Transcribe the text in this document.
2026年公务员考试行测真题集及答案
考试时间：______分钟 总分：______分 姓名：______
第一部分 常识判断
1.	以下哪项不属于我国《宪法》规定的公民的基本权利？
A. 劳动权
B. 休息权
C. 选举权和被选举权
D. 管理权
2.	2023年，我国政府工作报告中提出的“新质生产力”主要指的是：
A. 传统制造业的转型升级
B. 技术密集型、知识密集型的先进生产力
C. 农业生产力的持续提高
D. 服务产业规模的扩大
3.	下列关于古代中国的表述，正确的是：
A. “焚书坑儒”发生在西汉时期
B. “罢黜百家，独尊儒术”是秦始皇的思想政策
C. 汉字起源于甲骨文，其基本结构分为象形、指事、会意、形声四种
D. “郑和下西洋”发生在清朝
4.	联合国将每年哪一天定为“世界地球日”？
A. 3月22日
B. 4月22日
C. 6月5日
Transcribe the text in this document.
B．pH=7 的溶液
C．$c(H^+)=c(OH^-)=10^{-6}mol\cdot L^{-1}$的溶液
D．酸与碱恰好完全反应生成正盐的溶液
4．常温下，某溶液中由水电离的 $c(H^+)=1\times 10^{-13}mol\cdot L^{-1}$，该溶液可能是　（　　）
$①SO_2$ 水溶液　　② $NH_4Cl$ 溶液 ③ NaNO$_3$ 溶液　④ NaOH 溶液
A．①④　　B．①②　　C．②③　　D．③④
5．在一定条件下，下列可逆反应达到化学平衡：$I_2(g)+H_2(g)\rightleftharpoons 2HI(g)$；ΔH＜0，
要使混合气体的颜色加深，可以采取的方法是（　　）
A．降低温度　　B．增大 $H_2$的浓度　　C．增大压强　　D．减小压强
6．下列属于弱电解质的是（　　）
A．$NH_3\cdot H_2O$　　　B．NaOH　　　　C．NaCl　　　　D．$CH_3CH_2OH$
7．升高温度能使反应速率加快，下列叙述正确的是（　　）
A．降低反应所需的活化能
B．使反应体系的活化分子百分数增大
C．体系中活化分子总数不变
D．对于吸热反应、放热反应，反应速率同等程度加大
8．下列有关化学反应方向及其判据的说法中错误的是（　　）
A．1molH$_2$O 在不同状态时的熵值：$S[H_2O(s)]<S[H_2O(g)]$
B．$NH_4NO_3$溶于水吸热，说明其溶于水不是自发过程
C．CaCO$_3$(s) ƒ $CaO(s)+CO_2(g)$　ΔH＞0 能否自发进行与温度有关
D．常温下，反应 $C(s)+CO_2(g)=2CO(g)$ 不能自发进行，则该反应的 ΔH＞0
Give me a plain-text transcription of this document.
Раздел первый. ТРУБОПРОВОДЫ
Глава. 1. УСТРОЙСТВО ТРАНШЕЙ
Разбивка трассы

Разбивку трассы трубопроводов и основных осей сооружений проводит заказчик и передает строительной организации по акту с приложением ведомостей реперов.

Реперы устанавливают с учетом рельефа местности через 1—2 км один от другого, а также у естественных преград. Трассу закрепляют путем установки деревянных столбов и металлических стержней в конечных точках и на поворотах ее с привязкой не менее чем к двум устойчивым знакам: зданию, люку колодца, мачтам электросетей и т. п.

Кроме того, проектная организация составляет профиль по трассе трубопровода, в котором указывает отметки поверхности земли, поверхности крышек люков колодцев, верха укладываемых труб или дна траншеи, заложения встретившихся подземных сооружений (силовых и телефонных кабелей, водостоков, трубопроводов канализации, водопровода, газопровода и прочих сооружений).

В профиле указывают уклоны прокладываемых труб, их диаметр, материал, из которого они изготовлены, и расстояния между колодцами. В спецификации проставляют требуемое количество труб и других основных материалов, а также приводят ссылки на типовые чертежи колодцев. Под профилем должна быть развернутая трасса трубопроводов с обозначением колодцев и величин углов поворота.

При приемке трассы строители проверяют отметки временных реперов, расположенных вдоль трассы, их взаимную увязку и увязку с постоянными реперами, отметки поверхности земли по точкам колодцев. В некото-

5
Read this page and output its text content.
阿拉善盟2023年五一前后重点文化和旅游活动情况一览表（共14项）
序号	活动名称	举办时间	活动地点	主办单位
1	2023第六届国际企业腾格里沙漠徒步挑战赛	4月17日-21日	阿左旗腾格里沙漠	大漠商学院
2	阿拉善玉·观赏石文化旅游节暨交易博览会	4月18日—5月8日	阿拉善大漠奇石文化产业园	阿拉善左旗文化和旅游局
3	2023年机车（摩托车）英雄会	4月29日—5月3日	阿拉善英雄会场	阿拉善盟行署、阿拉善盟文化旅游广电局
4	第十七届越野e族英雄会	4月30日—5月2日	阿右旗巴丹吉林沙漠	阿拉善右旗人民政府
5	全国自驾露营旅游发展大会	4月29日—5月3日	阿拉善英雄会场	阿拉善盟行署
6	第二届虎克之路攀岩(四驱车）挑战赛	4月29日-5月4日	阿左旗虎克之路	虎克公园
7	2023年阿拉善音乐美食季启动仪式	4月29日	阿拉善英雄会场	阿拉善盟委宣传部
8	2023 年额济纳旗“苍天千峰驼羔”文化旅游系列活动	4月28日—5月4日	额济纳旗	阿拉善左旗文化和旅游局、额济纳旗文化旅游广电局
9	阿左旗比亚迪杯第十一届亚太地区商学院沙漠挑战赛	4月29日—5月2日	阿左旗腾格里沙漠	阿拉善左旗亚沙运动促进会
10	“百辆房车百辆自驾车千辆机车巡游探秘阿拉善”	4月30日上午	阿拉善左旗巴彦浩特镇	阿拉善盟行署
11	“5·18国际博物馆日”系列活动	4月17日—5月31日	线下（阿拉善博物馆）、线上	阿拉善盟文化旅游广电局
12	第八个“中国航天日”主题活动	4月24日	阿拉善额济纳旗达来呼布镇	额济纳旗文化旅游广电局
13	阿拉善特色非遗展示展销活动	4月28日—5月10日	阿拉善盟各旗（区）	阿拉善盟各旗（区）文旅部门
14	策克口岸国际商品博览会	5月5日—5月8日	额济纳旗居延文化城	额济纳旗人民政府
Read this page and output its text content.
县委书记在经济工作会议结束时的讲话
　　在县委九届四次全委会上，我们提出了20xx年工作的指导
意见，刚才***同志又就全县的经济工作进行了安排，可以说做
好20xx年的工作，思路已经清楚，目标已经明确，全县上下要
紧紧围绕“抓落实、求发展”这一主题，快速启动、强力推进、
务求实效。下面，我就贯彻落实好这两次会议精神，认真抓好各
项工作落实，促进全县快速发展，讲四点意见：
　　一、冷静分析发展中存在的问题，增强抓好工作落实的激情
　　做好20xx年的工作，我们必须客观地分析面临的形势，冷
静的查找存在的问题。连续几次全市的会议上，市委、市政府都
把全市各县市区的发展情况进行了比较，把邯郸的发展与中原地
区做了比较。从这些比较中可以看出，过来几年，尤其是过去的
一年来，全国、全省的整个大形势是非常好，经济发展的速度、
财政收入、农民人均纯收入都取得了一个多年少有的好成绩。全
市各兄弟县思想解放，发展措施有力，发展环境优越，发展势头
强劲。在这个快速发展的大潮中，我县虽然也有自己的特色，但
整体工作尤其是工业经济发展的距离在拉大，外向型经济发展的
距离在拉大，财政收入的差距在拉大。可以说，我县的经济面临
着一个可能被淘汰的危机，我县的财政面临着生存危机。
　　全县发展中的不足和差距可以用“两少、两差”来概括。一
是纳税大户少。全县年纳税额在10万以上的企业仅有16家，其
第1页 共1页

▶ [Requirements]:
Repeat the records above exactly, leaving none out.

▶ [Result for this task]:
Transcribe the text in this document.
2026年公务员考试行测真题集及答案
考试时间：______分钟 总分：______分 姓名：______
第一部分 常识判断
1.	以下哪项不属于我国《宪法》规定的公民的基本权利？
A. 劳动权
B. 休息权
C. 选举权和被选举权
D. 管理权
2.	2023年，我国政府工作报告中提出的“新质生产力”主要指的是：
A. 传统制造业的转型升级
B. 技术密集型、知识密集型的先进生产力
C. 农业生产力的持续提高
D. 服务产业规模的扩大
3.	下列关于古代中国的表述，正确的是：
A. “焚书坑儒”发生在西汉时期
B. “罢黜百家，独尊儒术”是秦始皇的思想政策
C. 汉字起源于甲骨文，其基本结构分为象形、指事、会意、形声四种
D. “郑和下西洋”发生在清朝
4.	联合国将每年哪一天定为“世界地球日”？
A. 3月22日
B. 4月22日
C. 6月5日
Transcribe the text in this document.
B．pH=7 的溶液
C．$c(H^+)=c(OH^-)=10^{-6}mol\cdot L^{-1}$的溶液
D．酸与碱恰好完全反应生成正盐的溶液
4．常温下，某溶液中由水电离的 $c(H^+)=1\times 10^{-13}mol\cdot L^{-1}$，该溶液可能是　（　　）
$①SO_2$ 水溶液　　② $NH_4Cl$ 溶液 ③ NaNO$_3$ 溶液　④ NaOH 溶液
A．①④　　B．①②　　C．②③　　D．③④
5．在一定条件下，下列可逆反应达到化学平衡：$I_2(g)+H_2(g)\rightleftharpoons 2HI(g)$；ΔH＜0，
要使混合气体的颜色加深，可以采取的方法是（　　）
A．降低温度　　B．增大 $H_2$的浓度　　C．增大压强　　D．减小压强
6．下列属于弱电解质的是（　　）
A．$NH_3\cdot H_2O$　　　B．NaOH　　　　C．NaCl　　　　D．$CH_3CH_2OH$
7．升高温度能使反应速率加快，下列叙述正确的是（　　）
A．降低反应所需的活化能
B．使反应体系的活化分子百分数增大
C．体系中活化分子总数不变
D．对于吸热反应、放热反应，反应速率同等程度加大
8．下列有关化学反应方向及其判据的说法中错误的是（　　）
A．1molH$_2$O 在不同状态时的熵值：$S[H_2O(s)]<S[H_2O(g)]$
B．$NH_4NO_3$溶于水吸热，说明其溶于水不是自发过程
C．CaCO$_3$(s) ƒ $CaO(s)+CO_2(g)$　ΔH＞0 能否自发进行与温度有关
D．常温下，反应 $C(s)+CO_2(g)=2CO(g)$ 不能自发进行，则该反应的 ΔH＞0
Give me a plain-text transcription of this document.
Раздел первый. ТРУБОПРОВОДЫ
Глава. 1. УСТРОЙСТВО ТРАНШЕЙ
Разбивка трассы

Разбивку трассы трубопроводов и основных осей сооружений проводит заказчик и передает строительной организации по акту с приложением ведомостей реперов.

Реперы устанавливают с учетом рельефа местности через 1—2 км один от другого, а также у естественных преград. Трассу закрепляют путем установки деревянных столбов и металлических стержней в конечных точках и на поворотах ее с привязкой не менее чем к двум устойчивым знакам: зданию, люку колодца, мачтам электросетей и т. п.

Кроме того, проектная организация составляет профиль по трассе трубопровода, в котором указывает отметки поверхности земли, поверхности крышек люков колодцев, верха укладываемых труб или дна траншеи, заложения встретившихся подземных сооружений (силовых и телефонных кабелей, водостоков, трубопроводов канализации, водопровода, газопровода и прочих сооружений).

В профиле указывают уклоны прокладываемых труб, их диаметр, материал, из которого они изготовлены, и расстояния между колодцами. В спецификации проставляют требуемое количество труб и других основных материалов, а также приводят ссылки на типовые чертежи колодцев. Под профилем должна быть развернутая трасса трубопроводов с обозначением колодцев и величин углов поворота.

При приемке трассы строители проверяют отметки временных реперов, расположенных вдоль трассы, их взаимную увязку и увязку с постоянными реперами, отметки поверхности земли по точкам колодцев. В некото-

5
Read this page and output its text content.
阿拉善盟2023年五一前后重点文化和旅游活动情况一览表（共14项）
序号	活动名称	举办时间	活动地点	主办单位
1	2023第六届国际企业腾格里沙漠徒步挑战赛	4月17日-21日	阿左旗腾格里沙漠	大漠商学院
2	阿拉善玉·观赏石文化旅游节暨交易博览会	4月18日—5月8日	阿拉善大漠奇石文化产业园	阿拉善左旗文化和旅游局
3	2023年机车（摩托车）英雄会	4月29日—5月3日	阿拉善英雄会场	阿拉善盟行署、阿拉善盟文化旅游广电局
4	第十七届越野e族英雄会	4月30日—5月2日	阿右旗巴丹吉林沙漠	阿拉善右旗人民政府
5	全国自驾露营旅游发展大会	4月29日—5月3日	阿拉善英雄会场	阿拉善盟行署
6	第二届虎克之路攀岩(四驱车）挑战赛	4月29日-5月4日	阿左旗虎克之路	虎克公园
7	2023年阿拉善音乐美食季启动仪式	4月29日	阿拉善英雄会场	阿拉善盟委宣传部
8	2023 年额济纳旗“苍天千峰驼羔”文化旅游系列活动	4月28日—5月4日	额济纳旗	阿拉善左旗文化和旅游局、额济纳旗文化旅游广电局
9	阿左旗比亚迪杯第十一届亚太地区商学院沙漠挑战赛	4月29日—5月2日	阿左旗腾格里沙漠	阿拉善左旗亚沙运动促进会
10	“百辆房车百辆自驾车千辆机车巡游探秘阿拉善”	4月30日上午	阿拉善左旗巴彦浩特镇	阿拉善盟行署
11	“5·18国际博物馆日”系列活动	4月17日—5月31日	线下（阿拉善博物馆）、线上	阿拉善盟文化旅游广电局
12	第八个“中国航天日”主题活动	4月24日	阿拉善额济纳旗达来呼布镇	额济纳旗文化旅游广电局
13	阿拉善特色非遗展示展销活动	4月28日—5月10日	阿拉善盟各旗（区）	阿拉善盟各旗（区）文旅部门
14	策克口岸国际商品博览会	5月5日—5月8日	额济纳旗居延文化城	额济纳旗人民政府
Read this page and output its text content.
县委书记在经济工作会议结束时的讲话
　　在县委九届四次全委会上，我们提出了20xx年工作的指导
意见，刚才***同志又就全县的经济工作进行了安排，可以说做
好20xx年的工作，思路已经清楚，目标已经明确，全县上下要
紧紧围绕“抓落实、求发展”这一主题，快速启动、强力推进、
务求实效。下面，我就贯彻落实好这两次会议精神，认真抓好各
项工作落实，促进全县快速发展，讲四点意见：
　　一、冷静分析发展中存在的问题，增强抓好工作落实的激情
　　做好20xx年的工作，我们必须客观地分析面临的形势，冷
静的查找存在的问题。连续几次全市的会议上，市委、市政府都
把全市各县市区的发展情况进行了比较，把邯郸的发展与中原地
区做了比较。从这些比较中可以看出，过来几年，尤其是过去的
一年来，全国、全省的整个大形势是非常好，经济发展的速度、
财政收入、农民人均纯收入都取得了一个多年少有的好成绩。全
市各兄弟县思想解放，发展措施有力，发展环境优越，发展势头
强劲。在这个快速发展的大潮中，我县虽然也有自己的特色，但
整体工作尤其是工业经济发展的距离在拉大，外向型经济发展的
距离在拉大，财政收入的差距在拉大。可以说，我县的经济面临
着一个可能被淘汰的危机，我县的财政面临着生存危机。
　　全县发展中的不足和差距可以用“两少、两差”来概括。一
是纳税大户少。全县年纳税额在10万以上的企业仅有16家，其
第1页 共1页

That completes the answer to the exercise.